Could you carry the earnings call commentary forward from its final sentence with the part that comes next?

## PROVIDED PASSAGE
******************************
Net income for the quarter was $5.4 million or $0.21 a share and that compared to $11.4 million or $0.48 per share for the quarter ended March 31. So, let’s look at net investment income inclusive of the TRS income of $0.30 versus EPS of $0.21, and let me walk you through bridge of the $0.09 differential between the two. There are three principal pieces.

The first is, we had a net realized and unrealized loss of $0.01 on the termination of the total return swap. The last page of the presentation that summarizes the inception to conclusion performance of the total return swap and you can see it was quite a successful investment for BDC generating about $3.9 million of total profit, but we experienced a small net loss not including spread payments during the period from quarter end to termination as loan prices fell modestly from March 31 to the termination date. So that’s one piece, we’ve lost $0.01 on the TRS.

The second piece is net realized and unrealized losses on investments, that constituted about $800,000 for the quarter or about $0.03 a share and that was primarily the result of a write-down on new non-earning asset. We’ll talk more about that later as well.

And finally, we lost $0.05 of share in net realized and unrealized losses on futures contracts designed to hedge interest rate risk associated with unpriced SBIC debentures. So the three pieces are a penny on the swap, $0.03 on changes in the fair value of investments, and $0.05 on the futures hedge.

I want to spend a minute on the futures head just to make sure everybody understands it. Firstly, I’d say, despite the net loss on the hedge, we still think it was the right thing to do to put this on. Let me remind you why we did it. So the way the SBIC program works, we draw down new SBIC debentures and pay a temporary rate until this June or September or March of each year.

In September and in March, the SBA permanently prices debentures off of then 10-year treasuries. So we drew down to new debentures in April and we didn’t want to take interest rate risk on those debentures until September, so we locked in the then current 10-year treasury rate through a futures contract. The bad news is that the hedge went against this because 10-year treasury yields fell, the good news is that we’ll get the full benefit of that lower rate for the life of the debentures when they become permanently priced in September.

So you’ve heard me say this before, this is a situation where a conservative strategy hedging our interest rate risk resulted in a bid of higher short-term earnings volatility will do that sort of thing all day long.

Turning to Slide 3 of the investor presentation as we communicated back in our call in early May, middle market originations declined from a robust quarter ended March 31, 2012 and totaled $25.6 million for the three months ended June 30. Due to slower middle market originations this past quarter, we elected to purchase $26.8 million in broadly syndicated loans, we will ultimately sell those loans and replace them with middle market loans as we have new originations.

We certainly would prefer to have steady and consistent originations each quarter, but it’s just not the nature of our business, it’s lumpy. When we look at originations on a year-to-date basis and those total $315 million that’s very consistent with our expectations, even though this quarter was light and I’d also say we have seen a meaningful pickup in our new activities and we currently anticipate a robust quarter in terms of originations for the period ended September 30. We also anticipate a higher percentage of higher yielding one-stop transactions in the quarter ended September 30 than what we’ve originated in the past quarter.
******************************
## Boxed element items
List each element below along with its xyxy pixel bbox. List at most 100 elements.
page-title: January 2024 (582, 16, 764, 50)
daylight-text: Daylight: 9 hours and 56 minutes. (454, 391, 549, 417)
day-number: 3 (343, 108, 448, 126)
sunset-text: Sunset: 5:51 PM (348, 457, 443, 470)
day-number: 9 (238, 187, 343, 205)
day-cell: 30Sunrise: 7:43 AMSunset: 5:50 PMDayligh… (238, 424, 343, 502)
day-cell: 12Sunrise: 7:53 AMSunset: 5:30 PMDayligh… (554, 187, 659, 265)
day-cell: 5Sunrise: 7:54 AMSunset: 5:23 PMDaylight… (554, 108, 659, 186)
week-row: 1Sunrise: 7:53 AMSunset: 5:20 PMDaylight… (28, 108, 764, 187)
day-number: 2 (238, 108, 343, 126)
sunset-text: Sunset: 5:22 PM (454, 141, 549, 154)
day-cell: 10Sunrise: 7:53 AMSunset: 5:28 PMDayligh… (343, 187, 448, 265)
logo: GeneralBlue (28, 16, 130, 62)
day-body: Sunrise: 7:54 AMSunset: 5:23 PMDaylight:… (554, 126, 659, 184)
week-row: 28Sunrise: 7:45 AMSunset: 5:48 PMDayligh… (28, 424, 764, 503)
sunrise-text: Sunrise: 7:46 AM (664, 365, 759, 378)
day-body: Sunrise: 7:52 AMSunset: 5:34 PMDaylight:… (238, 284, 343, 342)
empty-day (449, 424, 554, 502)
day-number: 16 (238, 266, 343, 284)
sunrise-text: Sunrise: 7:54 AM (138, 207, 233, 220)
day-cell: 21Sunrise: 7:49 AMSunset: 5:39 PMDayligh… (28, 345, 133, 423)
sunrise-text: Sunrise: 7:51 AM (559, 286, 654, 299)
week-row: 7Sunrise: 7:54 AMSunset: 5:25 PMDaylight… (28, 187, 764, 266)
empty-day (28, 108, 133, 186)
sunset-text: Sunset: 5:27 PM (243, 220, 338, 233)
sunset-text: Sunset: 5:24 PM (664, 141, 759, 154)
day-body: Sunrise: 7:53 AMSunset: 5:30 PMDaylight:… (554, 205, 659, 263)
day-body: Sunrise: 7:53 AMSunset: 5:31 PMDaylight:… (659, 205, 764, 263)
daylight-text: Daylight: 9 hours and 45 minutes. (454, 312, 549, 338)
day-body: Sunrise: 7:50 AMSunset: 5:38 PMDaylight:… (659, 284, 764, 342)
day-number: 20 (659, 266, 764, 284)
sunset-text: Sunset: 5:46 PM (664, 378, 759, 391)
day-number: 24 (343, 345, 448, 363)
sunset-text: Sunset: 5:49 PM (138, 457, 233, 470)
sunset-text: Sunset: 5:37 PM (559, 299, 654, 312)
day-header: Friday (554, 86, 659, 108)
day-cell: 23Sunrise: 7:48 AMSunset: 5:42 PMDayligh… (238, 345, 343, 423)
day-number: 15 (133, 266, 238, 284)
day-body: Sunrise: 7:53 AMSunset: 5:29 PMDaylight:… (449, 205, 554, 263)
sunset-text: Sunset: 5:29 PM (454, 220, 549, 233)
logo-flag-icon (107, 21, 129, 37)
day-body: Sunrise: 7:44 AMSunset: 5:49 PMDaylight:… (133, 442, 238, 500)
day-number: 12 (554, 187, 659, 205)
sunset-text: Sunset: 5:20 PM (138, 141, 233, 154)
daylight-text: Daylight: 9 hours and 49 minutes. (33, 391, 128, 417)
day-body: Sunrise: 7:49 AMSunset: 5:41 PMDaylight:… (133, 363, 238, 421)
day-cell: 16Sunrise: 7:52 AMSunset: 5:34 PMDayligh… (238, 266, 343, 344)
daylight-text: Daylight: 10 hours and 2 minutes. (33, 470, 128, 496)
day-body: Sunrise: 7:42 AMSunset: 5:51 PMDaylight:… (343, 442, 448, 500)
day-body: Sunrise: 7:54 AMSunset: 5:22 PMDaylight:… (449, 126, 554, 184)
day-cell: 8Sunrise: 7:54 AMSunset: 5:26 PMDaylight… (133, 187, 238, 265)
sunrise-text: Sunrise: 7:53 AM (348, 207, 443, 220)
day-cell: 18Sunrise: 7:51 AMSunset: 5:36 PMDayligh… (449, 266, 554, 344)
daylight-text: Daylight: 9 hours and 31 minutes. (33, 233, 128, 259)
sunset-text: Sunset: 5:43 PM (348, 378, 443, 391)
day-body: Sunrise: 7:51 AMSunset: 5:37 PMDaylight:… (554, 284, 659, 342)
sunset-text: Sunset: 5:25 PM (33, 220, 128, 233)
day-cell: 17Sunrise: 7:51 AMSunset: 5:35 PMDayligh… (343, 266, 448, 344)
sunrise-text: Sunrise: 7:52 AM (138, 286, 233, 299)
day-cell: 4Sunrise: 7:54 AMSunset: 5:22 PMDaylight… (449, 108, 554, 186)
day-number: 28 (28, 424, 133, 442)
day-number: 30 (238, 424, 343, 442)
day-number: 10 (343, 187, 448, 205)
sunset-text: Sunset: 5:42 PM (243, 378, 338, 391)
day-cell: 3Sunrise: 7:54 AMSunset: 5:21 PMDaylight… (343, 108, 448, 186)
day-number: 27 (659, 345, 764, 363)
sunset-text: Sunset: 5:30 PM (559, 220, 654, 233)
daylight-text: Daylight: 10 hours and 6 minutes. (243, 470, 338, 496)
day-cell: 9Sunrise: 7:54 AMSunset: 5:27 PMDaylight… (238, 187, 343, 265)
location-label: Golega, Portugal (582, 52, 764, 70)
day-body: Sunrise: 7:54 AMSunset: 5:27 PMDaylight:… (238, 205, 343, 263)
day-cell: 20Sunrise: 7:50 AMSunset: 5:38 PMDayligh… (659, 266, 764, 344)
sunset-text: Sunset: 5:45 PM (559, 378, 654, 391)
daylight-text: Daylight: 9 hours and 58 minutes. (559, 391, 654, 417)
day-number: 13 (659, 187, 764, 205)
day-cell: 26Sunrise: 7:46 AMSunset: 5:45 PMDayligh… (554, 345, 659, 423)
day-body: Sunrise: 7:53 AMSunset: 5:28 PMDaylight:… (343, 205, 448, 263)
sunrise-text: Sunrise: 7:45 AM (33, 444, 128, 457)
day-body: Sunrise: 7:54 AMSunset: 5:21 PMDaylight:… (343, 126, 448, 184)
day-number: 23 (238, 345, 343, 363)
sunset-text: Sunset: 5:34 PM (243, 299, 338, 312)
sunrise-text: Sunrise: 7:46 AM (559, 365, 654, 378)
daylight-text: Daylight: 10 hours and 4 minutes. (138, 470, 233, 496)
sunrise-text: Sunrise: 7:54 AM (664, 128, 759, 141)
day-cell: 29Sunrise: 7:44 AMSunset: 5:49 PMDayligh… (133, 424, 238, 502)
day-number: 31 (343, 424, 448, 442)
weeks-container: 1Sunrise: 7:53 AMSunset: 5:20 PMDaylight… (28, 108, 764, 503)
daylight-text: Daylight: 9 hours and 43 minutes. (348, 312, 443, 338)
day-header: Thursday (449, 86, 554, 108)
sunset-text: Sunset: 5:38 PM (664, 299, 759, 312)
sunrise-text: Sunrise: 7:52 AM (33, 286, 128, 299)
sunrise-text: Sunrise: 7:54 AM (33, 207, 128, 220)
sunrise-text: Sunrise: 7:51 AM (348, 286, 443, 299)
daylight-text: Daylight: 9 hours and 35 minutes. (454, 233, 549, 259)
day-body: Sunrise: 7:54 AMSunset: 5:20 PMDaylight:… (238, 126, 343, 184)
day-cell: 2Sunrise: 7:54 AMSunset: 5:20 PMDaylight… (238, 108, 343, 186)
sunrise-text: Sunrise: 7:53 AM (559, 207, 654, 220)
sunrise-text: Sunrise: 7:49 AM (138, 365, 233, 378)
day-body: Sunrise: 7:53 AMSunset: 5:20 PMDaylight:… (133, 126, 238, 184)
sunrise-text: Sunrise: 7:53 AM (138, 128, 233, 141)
******************************
## ANSWER TO THE PROBLEM
So, I’m now going to hand the ball to Ross, who is going to talk about the financial results in more detail. I will come back in a few minutes and provide some more details on the after-market common stock program, our share repurchase program, and also provide some commentary on current market conditions. Ross, over to you.

Ross A. Teune

Great, thanks, David. I’m still on Slide 3 of the investor presentation. Total originations for the quarter were $52.4 million. The breakout of that originations was $25.6 million of middle market originations and $26.8 million of investments in broadly syndicated loans. In future quarters, we do intend to sell the broadly syndicated loans and reinvest those proceeds in higher yielding middle market assets. Exits from repayments totaled $34.1 million, which results in overall net funds growth of $22.8 million.

Look at the investment mix table kind of the bottom of the slide there, due to the higher percentage of senior secured loans originated during the quarter, which does include the broadly syndicated loans, the overall percentage of senior secured loans in the portfolio increased modestly with the corresponding drop in one-stop investments.

Flipping over the balance sheet on the next slide, we ended the quarter with just over $700 million in assets. We had total cash and restricted cash of $63.1 million. Looking at the liabilities, borrowings were $329.8 million at the end of the quarter. This has broken down into $174 million. In floating rate debt issued through our securitization vehicle, a $123.5 million of fixed rate SBA debentures and $32.3 million on our revolving credit facility.

On the last page of the presentation as we provided in the last quarter as well, we provided a summary of the key terms and provisions of our three debt facilities. The slide highlights the very attractive low-cost and highly flexible debt capital that we put in place. At the end of June, net assets were $374.2 million and our net asset value per share was $14.58. Looking at leverage, from a GAAP perspective, our debt-to-equity ratio was approximately 0.9 times, however, calculated per regulatory limits, our debt to equity ratio was 0.6 times.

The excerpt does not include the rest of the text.